## Set task
Write the data below out exactly as it stands. Do not include the pictures.
-- BEGIN Information supplied --
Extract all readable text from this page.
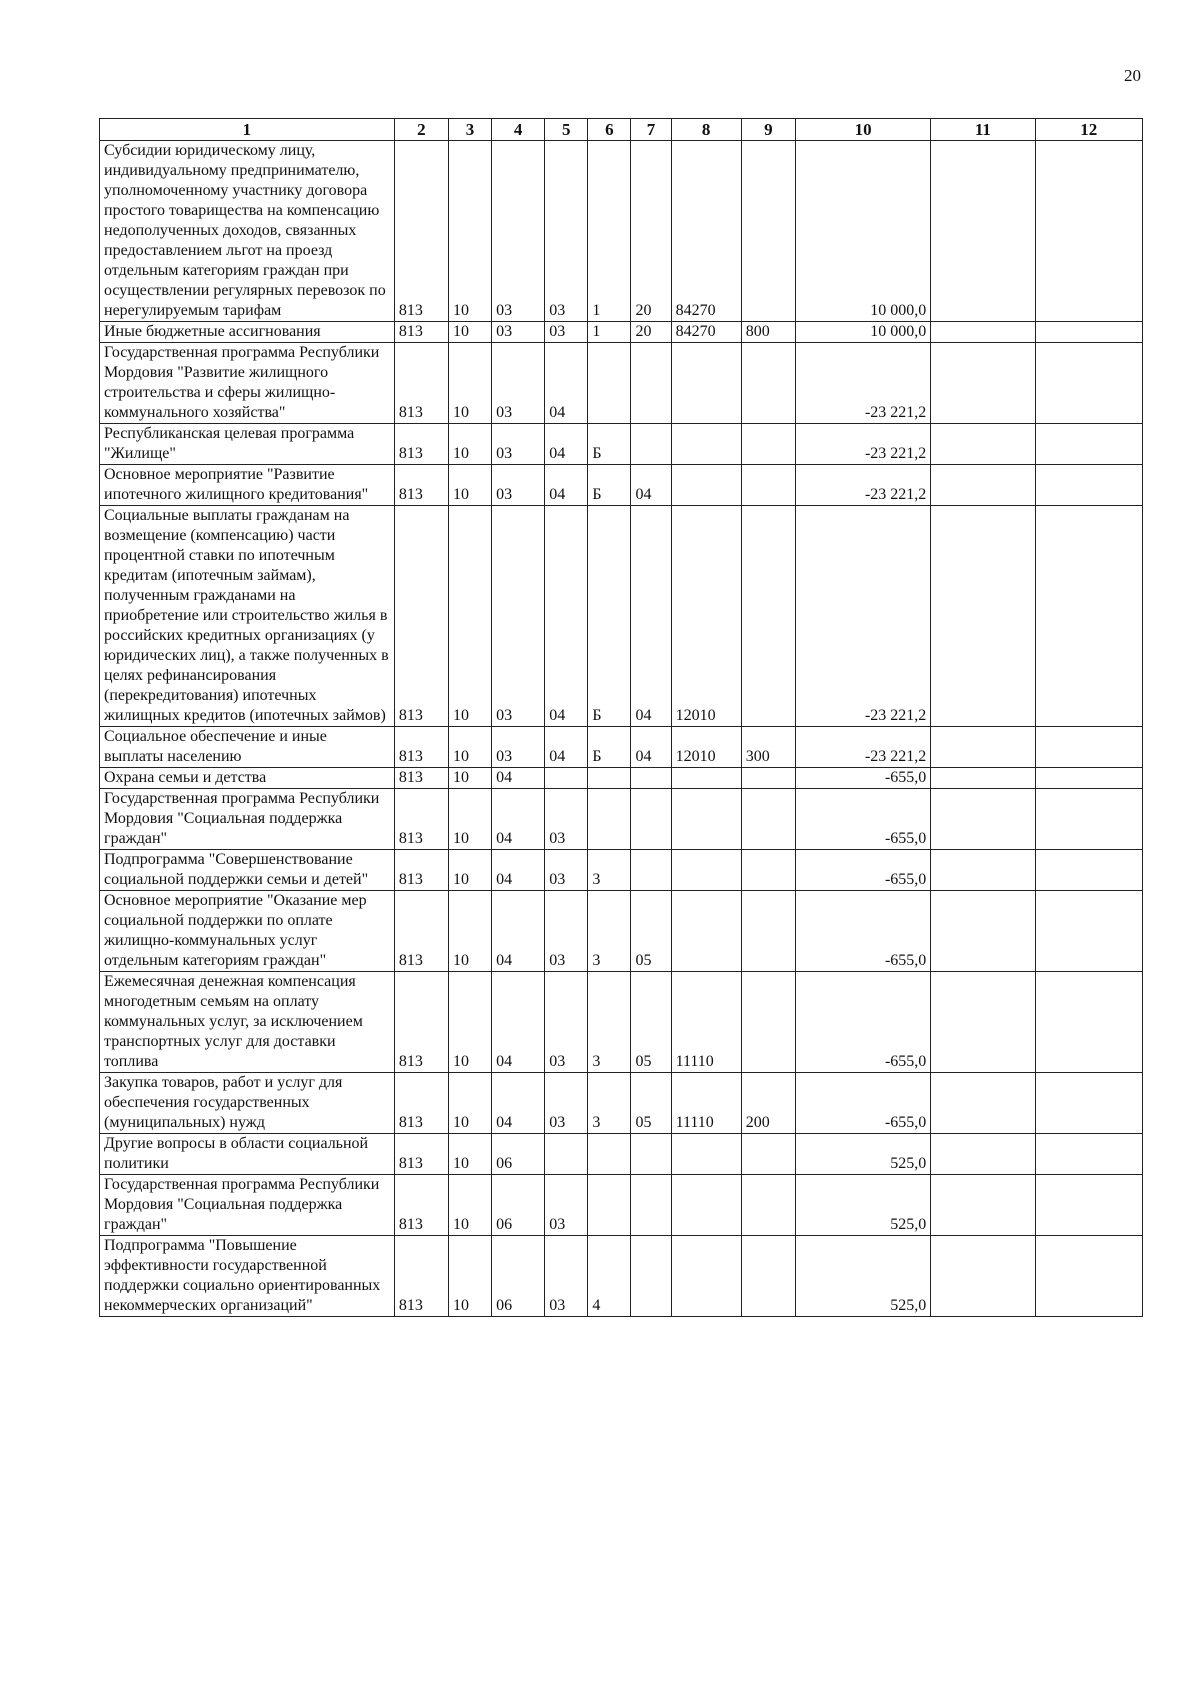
20
1	2	3	4	5	6	7	8	9	10	11	12
Субсидии юридическому лицу, индивидуальному предпринимателю, уполномоченному участнику договора простого товарищества на компенсацию недополученных доходов, связанных предоставлением льгот на проезд отдельным категориям граждан при осуществлении регулярных перевозок по нерегулируемым тарифам	813	10	03	03	1	20	84270		10 000,0		
Иные бюджетные ассигнования	813	10	03	03	1	20	84270	800	10 000,0		
Государственная программа Республики Мордовия "Развитие жилищного строительства и сферы жилищно-коммунального хозяйства"	813	10	03	04					-23 221,2		
Республиканская целевая программа "Жилище"	813	10	03	04	Б				-23 221,2		
Основное мероприятие "Развитие ипотечного жилищного кредитования"	813	10	03	04	Б	04			-23 221,2		
Социальные выплаты гражданам на возмещение (компенсацию) части процентной ставки по ипотечным кредитам (ипотечным займам), полученным гражданами на приобретение или строительство жилья в российских кредитных организациях (у юридических лиц), а также полученных в целях рефинансирования (перекредитования) ипотечных жилищных кредитов (ипотечных займов)	813	10	03	04	Б	04	12010		-23 221,2		
Социальное обеспечение и иные выплаты населению	813	10	03	04	Б	04	12010	300	-23 221,2		
Охрана семьи и детства	813	10	04						-655,0		
Государственная программа Республики Мордовия "Социальная поддержка граждан"	813	10	04	03					-655,0		
Подпрограмма "Совершенствование социальной поддержки семьи и детей"	813	10	04	03	3				-655,0		
Основное мероприятие "Оказание мер социальной поддержки по оплате жилищно-коммунальных услуг отдельным категориям граждан"	813	10	04	03	3	05			-655,0		
Ежемесячная денежная компенсация многодетным семьям на оплату коммунальных услуг, за исключением транспортных услуг для доставки топлива	813	10	04	03	3	05	11110		-655,0		
Закупка товаров, работ и услуг для обеспечения государственных (муниципальных) нужд	813	10	04	03	3	05	11110	200	-655,0		
Другие вопросы в области социальной политики	813	10	06						525,0		
Государственная программа Республики Мордовия "Социальная поддержка граждан"	813	10	06	03					525,0		
Подпрограмма "Повышение эффективности государственной поддержки социально ориентированных некоммерческих организаций"	813	10	06	03	4				525,0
-- END Information supplied --
## Worked solution
Extract all readable text from this page.
20
1	2	3	4	5	6	7	8	9	10	11	12
Субсидии юридическому лицу, индивидуальному предпринимателю, уполномоченному участнику договора простого товарищества на компенсацию недополученных доходов, связанных предоставлением льгот на проезд отдельным категориям граждан при осуществлении регулярных перевозок по нерегулируемым тарифам	813	10	03	03	1	20	84270		10 000,0		
Иные бюджетные ассигнования	813	10	03	03	1	20	84270	800	10 000,0		
Государственная программа Республики Мордовия "Развитие жилищного строительства и сферы жилищно-коммунального хозяйства"	813	10	03	04					-23 221,2		
Республиканская целевая программа "Жилище"	813	10	03	04	Б				-23 221,2		
Основное мероприятие "Развитие ипотечного жилищного кредитования"	813	10	03	04	Б	04			-23 221,2		
Социальные выплаты гражданам на возмещение (компенсацию) части процентной ставки по ипотечным кредитам (ипотечным займам), полученным гражданами на приобретение или строительство жилья в российских кредитных организациях (у юридических лиц), а также полученных в целях рефинансирования (перекредитования) ипотечных жилищных кредитов (ипотечных займов)	813	10	03	04	Б	04	12010		-23 221,2		
Социальное обеспечение и иные выплаты населению	813	10	03	04	Б	04	12010	300	-23 221,2		
Охрана семьи и детства	813	10	04						-655,0		
Государственная программа Республики Мордовия "Социальная поддержка граждан"	813	10	04	03					-655,0		
Подпрограмма "Совершенствование социальной поддержки семьи и детей"	813	10	04	03	3				-655,0		
Основное мероприятие "Оказание мер социальной поддержки по оплате жилищно-коммунальных услуг отдельным категориям граждан"	813	10	04	03	3	05			-655,0		
Ежемесячная денежная компенсация многодетным семьям на оплату коммунальных услуг, за исключением транспортных услуг для доставки топлива	813	10	04	03	3	05	11110		-655,0		
Закупка товаров, работ и услуг для обеспечения государственных (муниципальных) нужд	813	10	04	03	3	05	11110	200	-655,0		
Другие вопросы в области социальной политики	813	10	06						525,0		
Государственная программа Республики Мордовия "Социальная поддержка граждан"	813	10	06	03					525,0		
Подпрограмма "Повышение эффективности государственной поддержки социально ориентированных некоммерческих организаций"	813	10	06	03	4				525,0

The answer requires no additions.